TASK BRIEF: Reproduce all of the records exactly.

DATA FOR THE TASK:
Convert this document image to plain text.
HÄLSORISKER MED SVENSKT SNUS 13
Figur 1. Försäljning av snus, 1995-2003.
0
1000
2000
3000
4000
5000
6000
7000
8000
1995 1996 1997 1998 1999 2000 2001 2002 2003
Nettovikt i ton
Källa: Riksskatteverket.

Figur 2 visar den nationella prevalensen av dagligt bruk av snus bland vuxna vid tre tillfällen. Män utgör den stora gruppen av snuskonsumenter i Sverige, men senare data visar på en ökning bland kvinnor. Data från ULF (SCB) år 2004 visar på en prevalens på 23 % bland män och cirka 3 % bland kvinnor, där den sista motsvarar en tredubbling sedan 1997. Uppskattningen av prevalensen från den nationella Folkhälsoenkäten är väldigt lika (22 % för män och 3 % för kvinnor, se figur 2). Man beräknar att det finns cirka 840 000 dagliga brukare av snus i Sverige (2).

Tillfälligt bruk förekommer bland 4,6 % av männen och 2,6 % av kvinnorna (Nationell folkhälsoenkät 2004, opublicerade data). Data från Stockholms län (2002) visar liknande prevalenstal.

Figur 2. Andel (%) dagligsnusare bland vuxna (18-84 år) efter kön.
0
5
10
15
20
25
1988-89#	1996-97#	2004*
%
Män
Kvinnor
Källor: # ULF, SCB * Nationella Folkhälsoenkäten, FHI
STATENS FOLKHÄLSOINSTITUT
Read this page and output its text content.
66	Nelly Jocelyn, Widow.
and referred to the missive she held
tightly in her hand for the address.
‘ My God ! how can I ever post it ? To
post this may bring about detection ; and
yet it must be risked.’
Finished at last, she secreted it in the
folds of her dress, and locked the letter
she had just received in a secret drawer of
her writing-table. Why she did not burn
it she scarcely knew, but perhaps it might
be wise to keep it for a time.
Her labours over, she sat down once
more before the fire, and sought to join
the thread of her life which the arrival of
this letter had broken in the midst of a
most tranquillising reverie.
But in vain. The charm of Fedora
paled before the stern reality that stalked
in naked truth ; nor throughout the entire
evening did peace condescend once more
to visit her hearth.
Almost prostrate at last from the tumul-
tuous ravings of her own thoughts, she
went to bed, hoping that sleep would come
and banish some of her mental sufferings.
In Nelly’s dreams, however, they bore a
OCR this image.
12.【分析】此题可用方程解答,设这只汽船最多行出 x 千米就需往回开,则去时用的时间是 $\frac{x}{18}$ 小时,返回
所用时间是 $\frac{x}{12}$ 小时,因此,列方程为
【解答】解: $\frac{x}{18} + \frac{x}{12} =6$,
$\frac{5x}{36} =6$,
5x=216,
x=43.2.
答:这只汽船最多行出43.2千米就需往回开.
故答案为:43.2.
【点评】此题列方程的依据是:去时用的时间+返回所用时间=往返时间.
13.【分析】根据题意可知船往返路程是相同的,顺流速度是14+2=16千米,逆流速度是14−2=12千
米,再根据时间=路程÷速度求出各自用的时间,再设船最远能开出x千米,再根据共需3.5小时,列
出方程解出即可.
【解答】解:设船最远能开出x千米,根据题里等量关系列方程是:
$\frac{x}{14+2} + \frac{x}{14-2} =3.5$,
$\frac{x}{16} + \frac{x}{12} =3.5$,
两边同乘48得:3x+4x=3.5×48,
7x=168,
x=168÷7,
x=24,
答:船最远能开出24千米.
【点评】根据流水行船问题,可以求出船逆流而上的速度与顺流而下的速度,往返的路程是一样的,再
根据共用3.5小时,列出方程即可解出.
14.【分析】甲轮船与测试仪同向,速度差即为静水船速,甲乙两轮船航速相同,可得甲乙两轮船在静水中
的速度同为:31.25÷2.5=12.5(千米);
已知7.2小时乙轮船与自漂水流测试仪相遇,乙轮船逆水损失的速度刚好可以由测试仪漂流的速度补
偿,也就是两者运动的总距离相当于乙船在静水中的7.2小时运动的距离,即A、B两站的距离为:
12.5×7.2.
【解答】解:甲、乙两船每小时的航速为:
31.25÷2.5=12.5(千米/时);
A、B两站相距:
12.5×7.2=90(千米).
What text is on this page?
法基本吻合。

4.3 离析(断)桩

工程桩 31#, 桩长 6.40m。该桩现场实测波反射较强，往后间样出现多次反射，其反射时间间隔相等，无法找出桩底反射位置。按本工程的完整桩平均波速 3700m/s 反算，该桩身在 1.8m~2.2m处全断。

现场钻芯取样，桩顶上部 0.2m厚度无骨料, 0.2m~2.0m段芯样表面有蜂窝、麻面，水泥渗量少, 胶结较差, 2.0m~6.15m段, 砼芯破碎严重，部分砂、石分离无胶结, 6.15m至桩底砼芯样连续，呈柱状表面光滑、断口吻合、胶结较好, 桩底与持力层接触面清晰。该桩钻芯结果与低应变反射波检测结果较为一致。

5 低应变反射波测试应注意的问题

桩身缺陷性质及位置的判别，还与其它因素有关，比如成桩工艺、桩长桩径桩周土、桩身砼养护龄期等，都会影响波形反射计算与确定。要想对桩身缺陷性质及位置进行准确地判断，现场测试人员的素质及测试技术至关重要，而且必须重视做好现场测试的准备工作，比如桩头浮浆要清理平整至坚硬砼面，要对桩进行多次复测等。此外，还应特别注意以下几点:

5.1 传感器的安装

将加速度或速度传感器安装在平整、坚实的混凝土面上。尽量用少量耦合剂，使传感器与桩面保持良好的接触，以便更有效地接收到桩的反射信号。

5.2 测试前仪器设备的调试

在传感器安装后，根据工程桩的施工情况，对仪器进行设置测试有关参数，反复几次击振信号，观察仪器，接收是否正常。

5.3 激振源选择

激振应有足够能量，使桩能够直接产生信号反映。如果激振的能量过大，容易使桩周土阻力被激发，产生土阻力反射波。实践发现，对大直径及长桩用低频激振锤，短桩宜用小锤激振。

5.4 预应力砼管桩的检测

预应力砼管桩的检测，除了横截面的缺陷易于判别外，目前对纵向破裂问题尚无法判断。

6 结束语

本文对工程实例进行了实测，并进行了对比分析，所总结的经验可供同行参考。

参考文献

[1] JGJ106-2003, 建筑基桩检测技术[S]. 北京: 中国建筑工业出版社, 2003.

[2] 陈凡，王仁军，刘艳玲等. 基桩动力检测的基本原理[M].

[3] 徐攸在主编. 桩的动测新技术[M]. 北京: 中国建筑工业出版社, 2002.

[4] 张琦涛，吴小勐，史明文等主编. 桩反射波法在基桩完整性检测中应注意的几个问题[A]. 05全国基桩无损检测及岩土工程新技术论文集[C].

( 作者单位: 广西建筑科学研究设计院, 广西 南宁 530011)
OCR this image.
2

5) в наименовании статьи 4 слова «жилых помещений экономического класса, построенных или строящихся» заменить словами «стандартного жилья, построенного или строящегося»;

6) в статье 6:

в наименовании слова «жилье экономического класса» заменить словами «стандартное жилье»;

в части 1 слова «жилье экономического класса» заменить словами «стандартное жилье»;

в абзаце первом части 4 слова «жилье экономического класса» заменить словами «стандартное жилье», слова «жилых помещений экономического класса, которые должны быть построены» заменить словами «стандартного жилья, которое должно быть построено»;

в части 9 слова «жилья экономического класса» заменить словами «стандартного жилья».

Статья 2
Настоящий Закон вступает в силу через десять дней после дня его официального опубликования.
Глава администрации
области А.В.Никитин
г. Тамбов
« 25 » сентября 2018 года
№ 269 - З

OUTPUT:
Convert this document image to plain text.
HÄLSORISKER MED SVENSKT SNUS 13
Figur 1. Försäljning av snus, 1995-2003.
0
1000
2000
3000
4000
5000
6000
7000
8000
1995 1996 1997 1998 1999 2000 2001 2002 2003
Nettovikt i ton
Källa: Riksskatteverket.

Figur 2 visar den nationella prevalensen av dagligt bruk av snus bland vuxna vid tre tillfällen. Män utgör den stora gruppen av snuskonsumenter i Sverige, men senare data visar på en ökning bland kvinnor. Data från ULF (SCB) år 2004 visar på en prevalens på 23 % bland män och cirka 3 % bland kvinnor, där den sista motsvarar en tredubbling sedan 1997. Uppskattningen av prevalensen från den nationella Folkhälsoenkäten är väldigt lika (22 % för män och 3 % för kvinnor, se figur 2). Man beräknar att det finns cirka 840 000 dagliga brukare av snus i Sverige (2).

Tillfälligt bruk förekommer bland 4,6 % av männen och 2,6 % av kvinnorna (Nationell folkhälsoenkät 2004, opublicerade data). Data från Stockholms län (2002) visar liknande prevalenstal.

Figur 2. Andel (%) dagligsnusare bland vuxna (18-84 år) efter kön.
0
5
10
15
20
25
1988-89#	1996-97#	2004*
%
Män
Kvinnor
Källor: # ULF, SCB * Nationella Folkhälsoenkäten, FHI
STATENS FOLKHÄLSOINSTITUT
Read this page and output its text content.
66	Nelly Jocelyn, Widow.
and referred to the missive she held
tightly in her hand for the address.
‘ My God ! how can I ever post it ? To
post this may bring about detection ; and
yet it must be risked.’
Finished at last, she secreted it in the
folds of her dress, and locked the letter
she had just received in a secret drawer of
her writing-table. Why she did not burn
it she scarcely knew, but perhaps it might
be wise to keep it for a time.
Her labours over, she sat down once
more before the fire, and sought to join
the thread of her life which the arrival of
this letter had broken in the midst of a
most tranquillising reverie.
But in vain. The charm of Fedora
paled before the stern reality that stalked
in naked truth ; nor throughout the entire
evening did peace condescend once more
to visit her hearth.
Almost prostrate at last from the tumul-
tuous ravings of her own thoughts, she
went to bed, hoping that sleep would come
and banish some of her mental sufferings.
In Nelly’s dreams, however, they bore a
OCR this image.
12.【分析】此题可用方程解答,设这只汽船最多行出 x 千米就需往回开,则去时用的时间是 $\frac{x}{18}$ 小时,返回
所用时间是 $\frac{x}{12}$ 小时,因此,列方程为
【解答】解: $\frac{x}{18} + \frac{x}{12} =6$,
$\frac{5x}{36} =6$,
5x=216,
x=43.2.
答:这只汽船最多行出43.2千米就需往回开.
故答案为:43.2.
【点评】此题列方程的依据是:去时用的时间+返回所用时间=往返时间.
13.【分析】根据题意可知船往返路程是相同的,顺流速度是14+2=16千米,逆流速度是14−2=12千
米,再根据时间=路程÷速度求出各自用的时间,再设船最远能开出x千米,再根据共需3.5小时,列
出方程解出即可.
【解答】解:设船最远能开出x千米,根据题里等量关系列方程是:
$\frac{x}{14+2} + \frac{x}{14-2} =3.5$,
$\frac{x}{16} + \frac{x}{12} =3.5$,
两边同乘48得:3x+4x=3.5×48,
7x=168,
x=168÷7,
x=24,
答:船最远能开出24千米.
【点评】根据流水行船问题,可以求出船逆流而上的速度与顺流而下的速度,往返的路程是一样的,再
根据共用3.5小时,列出方程即可解出.
14.【分析】甲轮船与测试仪同向,速度差即为静水船速,甲乙两轮船航速相同,可得甲乙两轮船在静水中
的速度同为:31.25÷2.5=12.5(千米);
已知7.2小时乙轮船与自漂水流测试仪相遇,乙轮船逆水损失的速度刚好可以由测试仪漂流的速度补
偿,也就是两者运动的总距离相当于乙船在静水中的7.2小时运动的距离,即A、B两站的距离为:
12.5×7.2.
【解答】解:甲、乙两船每小时的航速为:
31.25÷2.5=12.5(千米/时);
A、B两站相距:
12.5×7.2=90(千米).
What text is on this page?
法基本吻合。

4.3 离析(断)桩

工程桩 31#, 桩长 6.40m。该桩现场实测波反射较强，往后间样出现多次反射，其反射时间间隔相等，无法找出桩底反射位置。按本工程的完整桩平均波速 3700m/s 反算，该桩身在 1.8m~2.2m处全断。

现场钻芯取样，桩顶上部 0.2m厚度无骨料, 0.2m~2.0m段芯样表面有蜂窝、麻面，水泥渗量少, 胶结较差, 2.0m~6.15m段, 砼芯破碎严重，部分砂、石分离无胶结, 6.15m至桩底砼芯样连续，呈柱状表面光滑、断口吻合、胶结较好, 桩底与持力层接触面清晰。该桩钻芯结果与低应变反射波检测结果较为一致。

5 低应变反射波测试应注意的问题

桩身缺陷性质及位置的判别，还与其它因素有关，比如成桩工艺、桩长桩径桩周土、桩身砼养护龄期等，都会影响波形反射计算与确定。要想对桩身缺陷性质及位置进行准确地判断，现场测试人员的素质及测试技术至关重要，而且必须重视做好现场测试的准备工作，比如桩头浮浆要清理平整至坚硬砼面，要对桩进行多次复测等。此外，还应特别注意以下几点:

5.1 传感器的安装

将加速度或速度传感器安装在平整、坚实的混凝土面上。尽量用少量耦合剂，使传感器与桩面保持良好的接触，以便更有效地接收到桩的反射信号。

5.2 测试前仪器设备的调试

在传感器安装后，根据工程桩的施工情况，对仪器进行设置测试有关参数，反复几次击振信号，观察仪器，接收是否正常。

5.3 激振源选择

激振应有足够能量，使桩能够直接产生信号反映。如果激振的能量过大，容易使桩周土阻力被激发，产生土阻力反射波。实践发现，对大直径及长桩用低频激振锤，短桩宜用小锤激振。

5.4 预应力砼管桩的检测

预应力砼管桩的检测，除了横截面的缺陷易于判别外，目前对纵向破裂问题尚无法判断。

6 结束语

本文对工程实例进行了实测，并进行了对比分析，所总结的经验可供同行参考。

参考文献

[1] JGJ106-2003, 建筑基桩检测技术[S]. 北京: 中国建筑工业出版社, 2003.

[2] 陈凡，王仁军，刘艳玲等. 基桩动力检测的基本原理[M].

[3] 徐攸在主编. 桩的动测新技术[M]. 北京: 中国建筑工业出版社, 2002.

[4] 张琦涛，吴小勐，史明文等主编. 桩反射波法在基桩完整性检测中应注意的几个问题[A]. 05全国基桩无损检测及岩土工程新技术论文集[C].

( 作者单位: 广西建筑科学研究设计院, 广西 南宁 530011)
OCR this image.
2

5) в наименовании статьи 4 слова «жилых помещений экономического класса, построенных или строящихся» заменить словами «стандартного жилья, построенного или строящегося»;

6) в статье 6:

в наименовании слова «жилье экономического класса» заменить словами «стандартное жилье»;

в части 1 слова «жилье экономического класса» заменить словами «стандартное жилье»;

в абзаце первом части 4 слова «жилье экономического класса» заменить словами «стандартное жилье», слова «жилых помещений экономического класса, которые должны быть построены» заменить словами «стандартного жилья, которое должно быть построено»;

в части 9 слова «жилья экономического класса» заменить словами «стандартного жилья».

Статья 2
Настоящий Закон вступает в силу через десять дней после дня его официального опубликования.
Глава администрации
области А.В.Никитин
г. Тамбов
« 25 » сентября 2018 года
№ 269 - З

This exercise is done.